"""
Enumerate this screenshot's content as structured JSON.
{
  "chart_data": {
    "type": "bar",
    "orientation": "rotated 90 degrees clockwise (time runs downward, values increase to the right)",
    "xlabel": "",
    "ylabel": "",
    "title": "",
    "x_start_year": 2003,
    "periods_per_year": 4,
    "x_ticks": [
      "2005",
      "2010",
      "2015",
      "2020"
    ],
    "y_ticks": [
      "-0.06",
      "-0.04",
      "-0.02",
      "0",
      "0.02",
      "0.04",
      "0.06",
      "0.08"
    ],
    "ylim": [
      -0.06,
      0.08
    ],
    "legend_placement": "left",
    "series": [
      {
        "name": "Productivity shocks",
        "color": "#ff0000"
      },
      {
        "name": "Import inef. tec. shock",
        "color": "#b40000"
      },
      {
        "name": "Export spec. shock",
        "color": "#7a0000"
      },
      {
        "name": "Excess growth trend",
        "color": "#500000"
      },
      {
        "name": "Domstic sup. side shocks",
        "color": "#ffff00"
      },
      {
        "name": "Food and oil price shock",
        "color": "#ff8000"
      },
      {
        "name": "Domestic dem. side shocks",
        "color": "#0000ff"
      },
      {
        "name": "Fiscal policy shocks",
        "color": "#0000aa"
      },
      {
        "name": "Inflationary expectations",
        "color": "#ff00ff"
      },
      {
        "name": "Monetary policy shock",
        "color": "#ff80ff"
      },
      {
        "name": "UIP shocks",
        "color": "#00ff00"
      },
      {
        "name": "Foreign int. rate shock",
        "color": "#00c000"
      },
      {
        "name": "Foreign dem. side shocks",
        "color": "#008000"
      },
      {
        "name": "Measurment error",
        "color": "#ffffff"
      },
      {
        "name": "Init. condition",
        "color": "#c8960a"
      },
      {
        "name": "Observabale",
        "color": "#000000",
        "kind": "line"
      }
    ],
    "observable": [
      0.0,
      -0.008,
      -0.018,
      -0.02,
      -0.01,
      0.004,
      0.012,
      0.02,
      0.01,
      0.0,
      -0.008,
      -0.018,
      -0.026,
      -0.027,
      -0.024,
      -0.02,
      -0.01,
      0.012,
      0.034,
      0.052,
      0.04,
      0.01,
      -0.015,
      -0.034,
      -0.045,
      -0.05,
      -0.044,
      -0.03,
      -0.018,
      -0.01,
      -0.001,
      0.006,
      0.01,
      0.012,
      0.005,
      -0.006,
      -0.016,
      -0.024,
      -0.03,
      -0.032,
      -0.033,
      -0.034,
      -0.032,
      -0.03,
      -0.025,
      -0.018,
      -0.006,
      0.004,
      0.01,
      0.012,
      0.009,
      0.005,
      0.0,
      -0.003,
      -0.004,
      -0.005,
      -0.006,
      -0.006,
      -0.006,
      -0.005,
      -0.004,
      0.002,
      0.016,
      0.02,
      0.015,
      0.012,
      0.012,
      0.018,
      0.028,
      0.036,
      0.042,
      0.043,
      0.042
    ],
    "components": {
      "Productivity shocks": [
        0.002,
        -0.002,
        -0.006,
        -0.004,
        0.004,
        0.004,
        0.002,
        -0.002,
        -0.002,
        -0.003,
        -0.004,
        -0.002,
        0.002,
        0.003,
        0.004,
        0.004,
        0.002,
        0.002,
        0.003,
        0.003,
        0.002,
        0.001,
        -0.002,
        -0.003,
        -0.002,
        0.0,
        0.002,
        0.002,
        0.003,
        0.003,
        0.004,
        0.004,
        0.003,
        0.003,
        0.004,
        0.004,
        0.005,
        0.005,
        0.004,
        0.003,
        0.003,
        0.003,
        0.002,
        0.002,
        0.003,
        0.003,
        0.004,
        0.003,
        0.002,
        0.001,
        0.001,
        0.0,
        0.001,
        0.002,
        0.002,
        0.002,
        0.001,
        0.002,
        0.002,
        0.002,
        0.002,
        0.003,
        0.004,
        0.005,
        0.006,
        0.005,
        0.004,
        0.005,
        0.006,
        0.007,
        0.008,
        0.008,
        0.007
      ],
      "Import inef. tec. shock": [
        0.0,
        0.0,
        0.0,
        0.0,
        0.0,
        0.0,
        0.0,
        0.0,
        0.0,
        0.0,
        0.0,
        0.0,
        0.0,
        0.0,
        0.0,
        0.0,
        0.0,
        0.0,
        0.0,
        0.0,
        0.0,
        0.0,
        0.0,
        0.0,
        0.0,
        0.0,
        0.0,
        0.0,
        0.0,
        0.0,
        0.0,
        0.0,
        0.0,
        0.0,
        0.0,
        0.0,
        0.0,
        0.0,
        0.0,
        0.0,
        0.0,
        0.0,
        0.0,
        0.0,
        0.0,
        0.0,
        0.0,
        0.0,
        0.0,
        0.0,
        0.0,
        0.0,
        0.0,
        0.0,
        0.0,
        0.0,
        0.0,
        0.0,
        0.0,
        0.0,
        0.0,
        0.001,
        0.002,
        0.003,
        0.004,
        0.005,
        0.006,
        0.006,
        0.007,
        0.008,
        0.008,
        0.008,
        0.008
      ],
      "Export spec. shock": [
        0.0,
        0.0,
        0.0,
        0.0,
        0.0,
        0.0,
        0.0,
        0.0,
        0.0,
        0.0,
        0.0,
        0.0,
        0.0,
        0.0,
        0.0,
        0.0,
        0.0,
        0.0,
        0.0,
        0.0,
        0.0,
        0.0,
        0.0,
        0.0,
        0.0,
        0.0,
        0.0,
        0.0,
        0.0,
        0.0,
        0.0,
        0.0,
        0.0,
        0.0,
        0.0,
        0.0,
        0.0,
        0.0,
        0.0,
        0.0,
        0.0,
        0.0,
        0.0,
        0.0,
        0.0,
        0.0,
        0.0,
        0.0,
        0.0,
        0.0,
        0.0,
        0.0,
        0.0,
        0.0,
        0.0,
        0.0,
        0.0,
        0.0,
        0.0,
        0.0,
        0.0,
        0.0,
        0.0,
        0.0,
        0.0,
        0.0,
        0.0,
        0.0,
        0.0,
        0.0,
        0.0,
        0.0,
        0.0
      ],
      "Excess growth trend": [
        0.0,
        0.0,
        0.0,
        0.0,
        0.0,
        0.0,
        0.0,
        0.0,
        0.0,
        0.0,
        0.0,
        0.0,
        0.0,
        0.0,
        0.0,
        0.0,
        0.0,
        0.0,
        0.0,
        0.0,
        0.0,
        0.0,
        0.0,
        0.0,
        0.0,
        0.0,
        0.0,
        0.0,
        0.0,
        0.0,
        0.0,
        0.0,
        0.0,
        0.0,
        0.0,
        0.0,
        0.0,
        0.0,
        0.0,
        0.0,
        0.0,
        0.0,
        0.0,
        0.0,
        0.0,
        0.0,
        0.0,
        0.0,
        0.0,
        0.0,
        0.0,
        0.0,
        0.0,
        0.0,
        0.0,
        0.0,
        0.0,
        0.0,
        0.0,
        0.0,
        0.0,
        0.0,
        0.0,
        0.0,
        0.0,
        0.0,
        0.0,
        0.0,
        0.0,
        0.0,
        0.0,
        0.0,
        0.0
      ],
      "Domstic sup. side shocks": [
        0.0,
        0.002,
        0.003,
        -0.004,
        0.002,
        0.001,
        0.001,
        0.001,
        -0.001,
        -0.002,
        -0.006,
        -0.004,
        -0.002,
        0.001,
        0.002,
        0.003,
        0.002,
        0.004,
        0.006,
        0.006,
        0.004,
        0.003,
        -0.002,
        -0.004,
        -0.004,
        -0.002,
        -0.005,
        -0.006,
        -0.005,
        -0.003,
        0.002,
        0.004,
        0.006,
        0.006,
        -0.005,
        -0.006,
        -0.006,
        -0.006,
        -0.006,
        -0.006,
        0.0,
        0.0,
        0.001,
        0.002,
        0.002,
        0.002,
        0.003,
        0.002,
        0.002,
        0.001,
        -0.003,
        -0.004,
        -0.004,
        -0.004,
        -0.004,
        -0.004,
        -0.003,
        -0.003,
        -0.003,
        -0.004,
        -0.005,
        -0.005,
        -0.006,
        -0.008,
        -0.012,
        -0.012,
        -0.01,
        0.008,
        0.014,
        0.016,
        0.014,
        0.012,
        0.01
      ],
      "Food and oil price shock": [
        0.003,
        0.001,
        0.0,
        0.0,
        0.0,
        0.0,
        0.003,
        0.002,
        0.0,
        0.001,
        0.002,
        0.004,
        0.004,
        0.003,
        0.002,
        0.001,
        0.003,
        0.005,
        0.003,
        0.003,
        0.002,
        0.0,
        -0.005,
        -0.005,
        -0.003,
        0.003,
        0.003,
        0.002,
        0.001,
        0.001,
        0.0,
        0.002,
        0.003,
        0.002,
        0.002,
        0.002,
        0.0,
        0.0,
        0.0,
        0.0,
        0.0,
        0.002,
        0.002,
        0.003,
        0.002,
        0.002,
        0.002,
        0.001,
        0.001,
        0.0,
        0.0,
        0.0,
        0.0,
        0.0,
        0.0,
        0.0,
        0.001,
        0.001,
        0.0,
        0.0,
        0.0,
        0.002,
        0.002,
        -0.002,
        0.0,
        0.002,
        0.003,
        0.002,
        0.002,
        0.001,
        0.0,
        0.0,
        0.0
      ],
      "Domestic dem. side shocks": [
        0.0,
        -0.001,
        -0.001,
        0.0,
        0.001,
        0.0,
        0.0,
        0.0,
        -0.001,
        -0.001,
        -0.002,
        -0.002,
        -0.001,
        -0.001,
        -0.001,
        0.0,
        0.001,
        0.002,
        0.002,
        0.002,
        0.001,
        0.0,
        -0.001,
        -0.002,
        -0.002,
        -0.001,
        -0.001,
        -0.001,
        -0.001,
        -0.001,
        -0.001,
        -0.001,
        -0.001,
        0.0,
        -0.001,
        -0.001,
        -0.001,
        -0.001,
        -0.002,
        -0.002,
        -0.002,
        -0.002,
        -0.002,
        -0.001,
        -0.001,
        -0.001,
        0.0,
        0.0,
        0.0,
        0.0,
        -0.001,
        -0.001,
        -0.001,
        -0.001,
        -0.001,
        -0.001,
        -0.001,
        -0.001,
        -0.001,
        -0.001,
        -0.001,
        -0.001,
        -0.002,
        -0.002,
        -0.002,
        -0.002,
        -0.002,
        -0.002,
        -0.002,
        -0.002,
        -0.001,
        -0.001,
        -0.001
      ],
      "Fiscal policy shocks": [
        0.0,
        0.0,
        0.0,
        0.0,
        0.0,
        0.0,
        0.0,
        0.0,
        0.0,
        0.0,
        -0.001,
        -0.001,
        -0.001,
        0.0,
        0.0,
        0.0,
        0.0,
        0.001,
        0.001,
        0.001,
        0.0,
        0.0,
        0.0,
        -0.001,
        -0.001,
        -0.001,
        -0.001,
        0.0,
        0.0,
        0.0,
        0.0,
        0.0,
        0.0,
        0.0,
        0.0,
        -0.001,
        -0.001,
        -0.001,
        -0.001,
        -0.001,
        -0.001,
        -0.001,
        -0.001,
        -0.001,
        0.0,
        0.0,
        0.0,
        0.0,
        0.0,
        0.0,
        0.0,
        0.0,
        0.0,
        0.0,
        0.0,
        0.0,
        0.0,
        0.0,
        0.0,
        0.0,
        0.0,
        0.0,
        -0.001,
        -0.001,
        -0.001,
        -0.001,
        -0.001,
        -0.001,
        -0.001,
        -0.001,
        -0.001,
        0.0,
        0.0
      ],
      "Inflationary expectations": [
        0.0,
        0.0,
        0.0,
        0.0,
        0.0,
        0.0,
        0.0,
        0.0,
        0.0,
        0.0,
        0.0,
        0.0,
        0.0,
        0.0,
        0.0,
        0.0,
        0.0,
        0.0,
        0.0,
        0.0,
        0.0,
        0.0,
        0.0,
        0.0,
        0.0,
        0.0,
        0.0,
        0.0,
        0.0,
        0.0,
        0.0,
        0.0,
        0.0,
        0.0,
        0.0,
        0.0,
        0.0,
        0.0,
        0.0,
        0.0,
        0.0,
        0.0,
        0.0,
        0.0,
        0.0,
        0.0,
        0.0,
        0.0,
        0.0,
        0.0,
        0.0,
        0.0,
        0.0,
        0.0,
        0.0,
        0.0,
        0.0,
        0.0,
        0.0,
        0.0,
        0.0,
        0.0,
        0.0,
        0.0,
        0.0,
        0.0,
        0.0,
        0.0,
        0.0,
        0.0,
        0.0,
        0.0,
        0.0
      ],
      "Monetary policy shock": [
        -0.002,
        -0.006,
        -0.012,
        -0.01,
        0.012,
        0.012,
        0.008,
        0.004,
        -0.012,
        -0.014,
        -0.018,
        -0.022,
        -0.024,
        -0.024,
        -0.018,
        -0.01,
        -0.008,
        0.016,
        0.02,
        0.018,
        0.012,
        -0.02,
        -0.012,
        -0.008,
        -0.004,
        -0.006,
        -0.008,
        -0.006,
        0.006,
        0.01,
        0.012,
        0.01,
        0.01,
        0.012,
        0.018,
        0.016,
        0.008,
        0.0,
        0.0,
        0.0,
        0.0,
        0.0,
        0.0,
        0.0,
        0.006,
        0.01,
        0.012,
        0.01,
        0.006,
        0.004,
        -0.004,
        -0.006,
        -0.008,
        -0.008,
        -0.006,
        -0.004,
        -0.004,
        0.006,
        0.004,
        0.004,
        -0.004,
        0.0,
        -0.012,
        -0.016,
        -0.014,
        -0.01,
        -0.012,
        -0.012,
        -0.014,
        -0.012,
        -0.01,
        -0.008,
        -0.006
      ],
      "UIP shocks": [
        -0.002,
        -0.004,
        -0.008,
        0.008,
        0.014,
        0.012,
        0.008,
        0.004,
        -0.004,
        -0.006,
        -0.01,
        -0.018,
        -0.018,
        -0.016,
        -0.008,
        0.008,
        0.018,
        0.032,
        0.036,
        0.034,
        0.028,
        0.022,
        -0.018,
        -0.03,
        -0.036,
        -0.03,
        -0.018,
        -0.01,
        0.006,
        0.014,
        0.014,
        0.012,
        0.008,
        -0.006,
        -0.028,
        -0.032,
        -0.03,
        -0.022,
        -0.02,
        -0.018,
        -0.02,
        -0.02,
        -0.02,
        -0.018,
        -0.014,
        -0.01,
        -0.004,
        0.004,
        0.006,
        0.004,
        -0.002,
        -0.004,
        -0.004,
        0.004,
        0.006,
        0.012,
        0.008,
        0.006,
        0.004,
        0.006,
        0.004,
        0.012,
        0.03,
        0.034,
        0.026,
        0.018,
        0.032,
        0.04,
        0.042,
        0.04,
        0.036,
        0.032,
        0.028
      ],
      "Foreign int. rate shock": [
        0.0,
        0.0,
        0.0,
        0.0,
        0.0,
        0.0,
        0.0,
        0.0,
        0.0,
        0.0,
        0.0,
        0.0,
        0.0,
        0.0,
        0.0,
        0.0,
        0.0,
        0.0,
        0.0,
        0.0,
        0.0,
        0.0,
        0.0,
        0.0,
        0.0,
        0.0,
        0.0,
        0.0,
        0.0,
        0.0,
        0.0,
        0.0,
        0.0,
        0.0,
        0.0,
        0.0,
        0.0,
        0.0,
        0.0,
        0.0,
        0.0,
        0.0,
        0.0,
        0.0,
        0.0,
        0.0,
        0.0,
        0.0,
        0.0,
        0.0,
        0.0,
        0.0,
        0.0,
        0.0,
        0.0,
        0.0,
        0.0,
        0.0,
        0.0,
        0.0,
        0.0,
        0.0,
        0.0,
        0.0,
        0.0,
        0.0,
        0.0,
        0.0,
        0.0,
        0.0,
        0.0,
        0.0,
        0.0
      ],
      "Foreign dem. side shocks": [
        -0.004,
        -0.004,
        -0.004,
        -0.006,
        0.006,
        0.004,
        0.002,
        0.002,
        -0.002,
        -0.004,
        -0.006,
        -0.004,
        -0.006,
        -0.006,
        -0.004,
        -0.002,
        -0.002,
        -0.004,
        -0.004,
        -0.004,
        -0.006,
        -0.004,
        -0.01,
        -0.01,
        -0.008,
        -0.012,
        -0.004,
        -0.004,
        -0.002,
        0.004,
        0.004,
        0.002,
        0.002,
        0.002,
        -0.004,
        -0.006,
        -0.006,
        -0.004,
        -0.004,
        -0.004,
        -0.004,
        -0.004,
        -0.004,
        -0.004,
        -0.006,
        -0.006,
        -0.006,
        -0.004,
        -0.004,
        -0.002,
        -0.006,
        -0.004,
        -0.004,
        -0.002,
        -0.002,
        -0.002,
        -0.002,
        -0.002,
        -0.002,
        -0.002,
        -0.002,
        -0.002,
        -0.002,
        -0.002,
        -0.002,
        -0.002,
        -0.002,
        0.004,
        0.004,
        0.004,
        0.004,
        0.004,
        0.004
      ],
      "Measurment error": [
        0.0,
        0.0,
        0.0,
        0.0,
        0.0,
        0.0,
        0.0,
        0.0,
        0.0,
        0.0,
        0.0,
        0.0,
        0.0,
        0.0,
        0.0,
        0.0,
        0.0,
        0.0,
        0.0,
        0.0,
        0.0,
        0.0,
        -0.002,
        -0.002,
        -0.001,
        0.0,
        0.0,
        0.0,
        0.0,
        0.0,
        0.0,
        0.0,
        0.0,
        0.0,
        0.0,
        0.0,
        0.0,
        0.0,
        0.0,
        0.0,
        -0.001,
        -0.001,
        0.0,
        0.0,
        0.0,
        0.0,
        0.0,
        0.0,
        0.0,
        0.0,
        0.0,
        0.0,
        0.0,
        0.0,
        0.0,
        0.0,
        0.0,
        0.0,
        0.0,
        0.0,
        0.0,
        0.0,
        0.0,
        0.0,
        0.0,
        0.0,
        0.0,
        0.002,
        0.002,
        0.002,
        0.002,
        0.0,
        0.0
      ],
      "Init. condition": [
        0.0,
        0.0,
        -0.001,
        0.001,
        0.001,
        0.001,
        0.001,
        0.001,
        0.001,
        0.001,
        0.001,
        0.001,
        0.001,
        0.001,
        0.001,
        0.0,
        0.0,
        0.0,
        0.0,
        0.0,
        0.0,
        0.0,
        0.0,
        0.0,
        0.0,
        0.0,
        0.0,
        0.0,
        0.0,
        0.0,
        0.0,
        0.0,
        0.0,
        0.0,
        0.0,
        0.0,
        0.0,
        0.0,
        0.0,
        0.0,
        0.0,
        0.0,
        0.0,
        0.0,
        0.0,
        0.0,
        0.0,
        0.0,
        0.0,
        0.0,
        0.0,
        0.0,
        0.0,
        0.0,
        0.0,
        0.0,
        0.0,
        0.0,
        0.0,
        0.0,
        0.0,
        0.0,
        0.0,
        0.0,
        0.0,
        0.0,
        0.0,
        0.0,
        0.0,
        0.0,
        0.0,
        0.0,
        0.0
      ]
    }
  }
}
"""
— JOB —
In the listing, find all lines with the string "Measurment" and copy them.

— FULL SOLUTION —
        "name": "Measurment error",
      "Measurment error": [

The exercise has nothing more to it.